[READING TEXT]:
The Founding of the County of Lennox and Addington
CREATING A COMMUNITY

Glenn L. Lockwood, a noted Canadian author of local histories, identified the history of a place as how people lived in their local home environment and in their own communities. The importance of home transcends the period of eras, from the first settlers 11,000 years ago, to the present day. Settlers all had similar tenets: banding together to ensure survival, as well the sharing of food and shelter against predators. Each developed their own unique cultural identify whether in language, home abode, or food and customs.
The defined boundary of the County of Lennox and Addington has evolved since the sixteen hundreds. With the fall of Quebec in 1759, Quebec and lands were reserved for Indigenous use. However in 1783, The Crawford Purchase, where by the British Crown purchased land from the Mississaugas (local indigenous people), began the granting of land to fleeing United Empire Loyalist (UEL) and Indian Allies from the American Revolutionary War in the United States.
Crawford Purchase Plaque, Kingston, Ontario Text
“In October 1783, at Carleton Island near here, Captain William Redford Crawford of the King’s Royal Regiment of New York met with the local Mississauga Indians led by the elderly Mynass. Crawford, acting for the British government, purchased from the Mississaugas for some clothing, ammunition and coloured cloth a large tract of land east of the Bay of Quinte. The land was subsequently settled by United Empire Loyalists and Britain’s Indian allies who had been forced to leave their homes in the new United States”.

[STORED DATA]:
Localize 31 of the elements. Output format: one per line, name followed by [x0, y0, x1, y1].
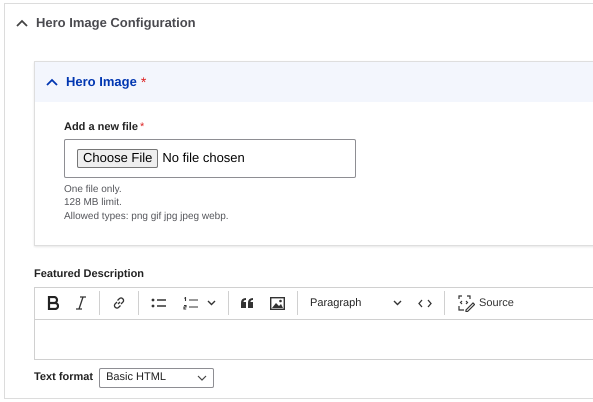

[OBJECTIVES]:
**A.** In the county history, who led the Mississaugas at the 1783 meeting with Captain William Redford Crawford?
**B.** Extend the county history with new writing that picks up after its final sentence.

[SOLVED TASKS]:
**A.** The elderly Mynass led them.

**B.**
In the same year, surveying was commenced in the Quinte area, with settlers arriving in 1784 to settle in the first surveyed land, later known as Adolphustown. By 1788, the land was divided into four districts: Mecklenburg, Nassua, Hesse and Lunenburgh, with Mecklenburg District now known as Lennox. The Constitutional Act of 1791 divided Quebec into Upper (Ontario) and Lower Canada (Quebec). By 1792, the Mecklenburg name is changed to Midland and the separate Counties of Addington and Lennox are named. However, in 1800 Lennox and Addington Counties are joined together, and Upper Canada in 1841 is renamed Canada West.
Midland District is dissolved and the Counties become the major units. Finally, in 1867 with Confederation, Canada West is known as Ontario (“shining waters”).
More townships were surveyed as settlers arrived hoping to improve their life by becoming land owners. As the front townships land filled rapidly, the land north of them was surveyed to accommodate the new immigrants.
Sources: In The Rear of Leeds & Lansdowne, The Making of a Community on the Gananoque River Frontier
Publisher: The Corporation of the Rear of Leeds & Grenville 1996
The History of Lennox And Addington by Walter S. Herrington, 1913.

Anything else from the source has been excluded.